Extracted records
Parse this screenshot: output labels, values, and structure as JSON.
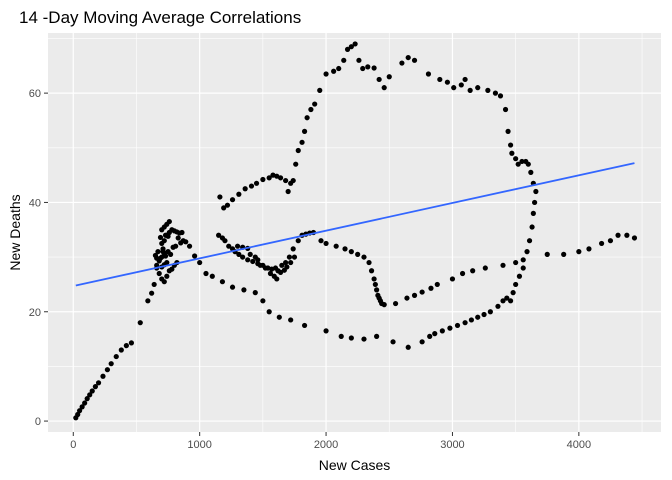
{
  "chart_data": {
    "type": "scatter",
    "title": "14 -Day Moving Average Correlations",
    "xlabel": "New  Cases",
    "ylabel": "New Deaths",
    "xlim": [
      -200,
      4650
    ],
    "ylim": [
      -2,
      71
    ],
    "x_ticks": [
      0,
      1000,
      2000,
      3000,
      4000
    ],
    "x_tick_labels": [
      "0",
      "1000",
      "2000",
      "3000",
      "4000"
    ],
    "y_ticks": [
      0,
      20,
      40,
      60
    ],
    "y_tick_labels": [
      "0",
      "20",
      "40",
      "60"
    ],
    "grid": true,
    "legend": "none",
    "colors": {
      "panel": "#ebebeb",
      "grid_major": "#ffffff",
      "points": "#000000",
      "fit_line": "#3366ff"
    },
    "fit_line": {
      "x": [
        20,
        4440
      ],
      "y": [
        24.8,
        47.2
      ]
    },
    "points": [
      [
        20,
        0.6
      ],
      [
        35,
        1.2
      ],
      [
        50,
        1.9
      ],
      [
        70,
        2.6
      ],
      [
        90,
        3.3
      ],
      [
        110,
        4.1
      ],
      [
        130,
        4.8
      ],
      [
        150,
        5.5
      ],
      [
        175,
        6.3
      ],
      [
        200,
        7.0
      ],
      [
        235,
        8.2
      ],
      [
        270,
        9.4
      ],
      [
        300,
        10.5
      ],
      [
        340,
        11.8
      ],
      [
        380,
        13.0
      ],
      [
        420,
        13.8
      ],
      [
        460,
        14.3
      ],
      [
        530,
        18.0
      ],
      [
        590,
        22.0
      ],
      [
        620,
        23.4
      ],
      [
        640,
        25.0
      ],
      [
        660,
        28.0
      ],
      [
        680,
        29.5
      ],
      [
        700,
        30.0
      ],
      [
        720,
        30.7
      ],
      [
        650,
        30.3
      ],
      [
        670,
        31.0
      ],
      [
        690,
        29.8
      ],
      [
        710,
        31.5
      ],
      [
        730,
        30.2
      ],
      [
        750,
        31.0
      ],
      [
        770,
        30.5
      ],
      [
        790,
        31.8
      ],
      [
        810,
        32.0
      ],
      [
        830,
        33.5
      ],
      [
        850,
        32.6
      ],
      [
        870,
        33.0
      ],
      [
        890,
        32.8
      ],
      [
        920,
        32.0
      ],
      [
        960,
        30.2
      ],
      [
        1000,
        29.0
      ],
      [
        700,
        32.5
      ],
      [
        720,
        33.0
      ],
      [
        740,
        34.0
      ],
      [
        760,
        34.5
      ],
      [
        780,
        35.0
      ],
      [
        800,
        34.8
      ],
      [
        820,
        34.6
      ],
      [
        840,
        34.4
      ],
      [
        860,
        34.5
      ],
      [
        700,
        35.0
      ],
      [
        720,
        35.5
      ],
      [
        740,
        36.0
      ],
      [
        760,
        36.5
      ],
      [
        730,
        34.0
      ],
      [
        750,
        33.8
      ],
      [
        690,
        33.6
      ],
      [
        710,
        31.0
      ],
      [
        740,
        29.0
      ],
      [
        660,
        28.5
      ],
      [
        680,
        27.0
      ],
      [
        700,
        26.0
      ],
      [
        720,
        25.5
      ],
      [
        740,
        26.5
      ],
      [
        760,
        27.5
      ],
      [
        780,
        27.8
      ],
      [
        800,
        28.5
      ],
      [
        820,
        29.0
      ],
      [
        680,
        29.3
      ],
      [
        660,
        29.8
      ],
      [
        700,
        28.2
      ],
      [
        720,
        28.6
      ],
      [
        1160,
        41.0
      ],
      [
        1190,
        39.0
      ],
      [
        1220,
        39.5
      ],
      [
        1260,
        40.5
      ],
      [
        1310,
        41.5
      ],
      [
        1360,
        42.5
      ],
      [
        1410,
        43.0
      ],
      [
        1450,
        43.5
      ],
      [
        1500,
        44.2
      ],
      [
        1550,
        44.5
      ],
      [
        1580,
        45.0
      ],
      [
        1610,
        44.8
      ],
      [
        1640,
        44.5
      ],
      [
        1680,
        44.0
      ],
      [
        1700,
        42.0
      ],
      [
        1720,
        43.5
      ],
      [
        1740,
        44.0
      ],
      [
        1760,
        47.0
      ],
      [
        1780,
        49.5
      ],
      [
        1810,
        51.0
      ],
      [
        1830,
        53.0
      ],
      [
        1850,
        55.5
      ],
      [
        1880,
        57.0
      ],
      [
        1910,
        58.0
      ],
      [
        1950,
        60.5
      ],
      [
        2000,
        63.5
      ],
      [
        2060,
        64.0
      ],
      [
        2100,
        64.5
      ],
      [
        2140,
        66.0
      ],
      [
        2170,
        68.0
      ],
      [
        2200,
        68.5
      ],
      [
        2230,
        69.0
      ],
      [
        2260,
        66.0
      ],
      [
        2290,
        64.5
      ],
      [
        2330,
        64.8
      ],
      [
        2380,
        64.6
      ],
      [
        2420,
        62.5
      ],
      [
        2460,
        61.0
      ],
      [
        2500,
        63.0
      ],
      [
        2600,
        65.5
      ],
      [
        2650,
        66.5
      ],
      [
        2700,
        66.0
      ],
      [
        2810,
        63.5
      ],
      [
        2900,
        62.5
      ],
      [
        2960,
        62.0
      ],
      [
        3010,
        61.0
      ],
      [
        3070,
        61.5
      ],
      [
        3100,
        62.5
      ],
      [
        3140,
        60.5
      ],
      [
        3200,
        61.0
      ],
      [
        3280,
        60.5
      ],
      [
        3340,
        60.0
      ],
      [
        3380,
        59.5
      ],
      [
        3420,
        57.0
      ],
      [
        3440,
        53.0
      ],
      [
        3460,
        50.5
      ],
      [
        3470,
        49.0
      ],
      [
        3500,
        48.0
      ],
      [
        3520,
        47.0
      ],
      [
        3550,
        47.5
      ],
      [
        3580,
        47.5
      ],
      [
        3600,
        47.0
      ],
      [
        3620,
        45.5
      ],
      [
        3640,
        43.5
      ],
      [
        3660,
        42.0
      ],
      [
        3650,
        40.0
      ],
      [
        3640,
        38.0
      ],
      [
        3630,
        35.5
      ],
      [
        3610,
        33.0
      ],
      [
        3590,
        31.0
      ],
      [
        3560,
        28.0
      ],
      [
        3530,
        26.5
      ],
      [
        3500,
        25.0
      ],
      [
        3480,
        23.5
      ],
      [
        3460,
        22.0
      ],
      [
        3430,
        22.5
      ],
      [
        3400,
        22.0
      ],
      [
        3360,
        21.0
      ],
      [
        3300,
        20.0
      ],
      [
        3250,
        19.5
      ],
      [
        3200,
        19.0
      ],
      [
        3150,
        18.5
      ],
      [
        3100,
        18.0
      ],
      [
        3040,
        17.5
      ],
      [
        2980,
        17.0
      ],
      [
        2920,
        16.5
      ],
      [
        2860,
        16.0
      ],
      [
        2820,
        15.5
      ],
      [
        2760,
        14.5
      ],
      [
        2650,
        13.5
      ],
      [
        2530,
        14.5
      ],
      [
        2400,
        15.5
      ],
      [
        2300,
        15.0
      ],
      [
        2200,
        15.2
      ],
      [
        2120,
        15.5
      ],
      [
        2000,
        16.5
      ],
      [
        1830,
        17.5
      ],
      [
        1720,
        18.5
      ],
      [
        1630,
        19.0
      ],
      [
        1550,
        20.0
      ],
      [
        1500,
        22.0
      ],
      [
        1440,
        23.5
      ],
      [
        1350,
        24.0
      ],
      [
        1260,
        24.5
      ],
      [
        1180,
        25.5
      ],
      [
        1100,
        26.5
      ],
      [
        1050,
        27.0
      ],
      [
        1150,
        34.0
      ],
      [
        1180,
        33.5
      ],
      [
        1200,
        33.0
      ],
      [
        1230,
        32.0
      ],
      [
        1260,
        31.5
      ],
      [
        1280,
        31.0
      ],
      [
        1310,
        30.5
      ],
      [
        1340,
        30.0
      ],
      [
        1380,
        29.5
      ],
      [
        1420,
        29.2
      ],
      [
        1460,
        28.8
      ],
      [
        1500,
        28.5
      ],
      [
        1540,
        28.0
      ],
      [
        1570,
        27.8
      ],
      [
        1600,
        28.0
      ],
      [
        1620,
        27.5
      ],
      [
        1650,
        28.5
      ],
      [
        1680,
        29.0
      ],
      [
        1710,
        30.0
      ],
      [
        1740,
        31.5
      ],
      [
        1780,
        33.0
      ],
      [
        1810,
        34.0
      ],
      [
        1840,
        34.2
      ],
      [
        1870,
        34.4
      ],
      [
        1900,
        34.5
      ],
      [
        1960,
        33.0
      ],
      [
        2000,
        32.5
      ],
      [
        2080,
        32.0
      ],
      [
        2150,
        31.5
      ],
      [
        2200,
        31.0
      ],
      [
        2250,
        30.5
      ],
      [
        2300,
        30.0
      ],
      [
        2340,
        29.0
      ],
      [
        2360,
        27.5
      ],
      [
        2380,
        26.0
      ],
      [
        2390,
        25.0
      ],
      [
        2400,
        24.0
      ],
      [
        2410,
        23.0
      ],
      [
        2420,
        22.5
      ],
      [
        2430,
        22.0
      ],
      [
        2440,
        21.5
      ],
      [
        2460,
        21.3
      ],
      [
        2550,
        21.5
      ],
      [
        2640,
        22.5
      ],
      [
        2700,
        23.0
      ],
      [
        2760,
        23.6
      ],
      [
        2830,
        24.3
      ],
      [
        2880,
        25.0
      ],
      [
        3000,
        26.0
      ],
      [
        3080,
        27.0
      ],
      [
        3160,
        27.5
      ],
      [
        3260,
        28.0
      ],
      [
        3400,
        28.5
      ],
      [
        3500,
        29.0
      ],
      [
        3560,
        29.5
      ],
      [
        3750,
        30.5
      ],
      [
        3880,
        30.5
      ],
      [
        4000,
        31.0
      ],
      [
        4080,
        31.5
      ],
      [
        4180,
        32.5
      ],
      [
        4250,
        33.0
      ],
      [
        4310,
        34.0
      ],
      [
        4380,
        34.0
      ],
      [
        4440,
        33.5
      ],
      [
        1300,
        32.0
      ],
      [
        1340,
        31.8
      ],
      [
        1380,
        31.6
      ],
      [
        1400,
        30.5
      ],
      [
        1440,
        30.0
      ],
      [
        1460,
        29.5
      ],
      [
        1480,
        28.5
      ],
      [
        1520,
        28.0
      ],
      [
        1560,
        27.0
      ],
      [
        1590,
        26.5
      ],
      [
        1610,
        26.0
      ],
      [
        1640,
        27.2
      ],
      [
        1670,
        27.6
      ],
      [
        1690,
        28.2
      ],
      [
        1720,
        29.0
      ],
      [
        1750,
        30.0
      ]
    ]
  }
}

---

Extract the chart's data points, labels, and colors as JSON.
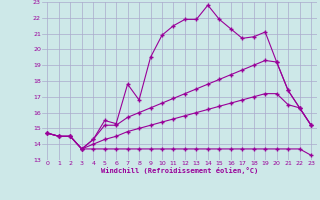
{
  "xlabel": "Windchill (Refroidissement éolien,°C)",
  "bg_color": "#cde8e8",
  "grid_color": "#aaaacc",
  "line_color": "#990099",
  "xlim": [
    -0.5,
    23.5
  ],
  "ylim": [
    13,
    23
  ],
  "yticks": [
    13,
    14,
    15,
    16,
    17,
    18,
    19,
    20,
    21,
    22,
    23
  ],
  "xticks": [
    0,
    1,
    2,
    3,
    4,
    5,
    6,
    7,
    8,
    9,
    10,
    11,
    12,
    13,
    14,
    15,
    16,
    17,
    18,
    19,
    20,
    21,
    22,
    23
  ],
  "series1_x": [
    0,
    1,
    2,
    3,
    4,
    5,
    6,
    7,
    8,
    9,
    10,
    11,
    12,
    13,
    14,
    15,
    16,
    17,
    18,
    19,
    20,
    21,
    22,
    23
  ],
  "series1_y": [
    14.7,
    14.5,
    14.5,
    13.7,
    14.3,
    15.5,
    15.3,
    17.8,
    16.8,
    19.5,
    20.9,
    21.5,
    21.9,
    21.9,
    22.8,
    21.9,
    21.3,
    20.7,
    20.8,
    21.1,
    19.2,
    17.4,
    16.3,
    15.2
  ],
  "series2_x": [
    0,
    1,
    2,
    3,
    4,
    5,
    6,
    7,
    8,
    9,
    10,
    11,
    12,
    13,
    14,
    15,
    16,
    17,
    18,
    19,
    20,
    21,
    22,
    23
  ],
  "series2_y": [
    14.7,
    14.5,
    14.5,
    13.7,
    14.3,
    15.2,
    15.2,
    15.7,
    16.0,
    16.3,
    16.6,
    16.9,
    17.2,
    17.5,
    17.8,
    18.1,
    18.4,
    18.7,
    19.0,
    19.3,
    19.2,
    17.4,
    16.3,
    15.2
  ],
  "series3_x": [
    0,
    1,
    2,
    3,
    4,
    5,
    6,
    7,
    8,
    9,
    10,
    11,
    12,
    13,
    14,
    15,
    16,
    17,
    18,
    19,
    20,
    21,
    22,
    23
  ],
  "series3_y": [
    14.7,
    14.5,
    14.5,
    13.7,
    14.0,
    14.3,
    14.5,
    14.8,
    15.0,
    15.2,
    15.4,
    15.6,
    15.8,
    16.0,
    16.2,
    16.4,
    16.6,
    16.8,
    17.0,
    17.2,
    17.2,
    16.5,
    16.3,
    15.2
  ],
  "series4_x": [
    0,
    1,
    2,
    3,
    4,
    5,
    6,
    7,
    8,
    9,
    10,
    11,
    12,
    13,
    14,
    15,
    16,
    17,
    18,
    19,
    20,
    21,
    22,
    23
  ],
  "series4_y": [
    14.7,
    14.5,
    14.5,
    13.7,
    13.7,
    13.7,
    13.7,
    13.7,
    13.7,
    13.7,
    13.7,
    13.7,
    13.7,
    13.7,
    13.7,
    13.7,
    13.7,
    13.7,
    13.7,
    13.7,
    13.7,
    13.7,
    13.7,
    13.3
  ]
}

Task instructions
Reply with one number only, the count of lines above that hold the string "JSON".

Right answer
2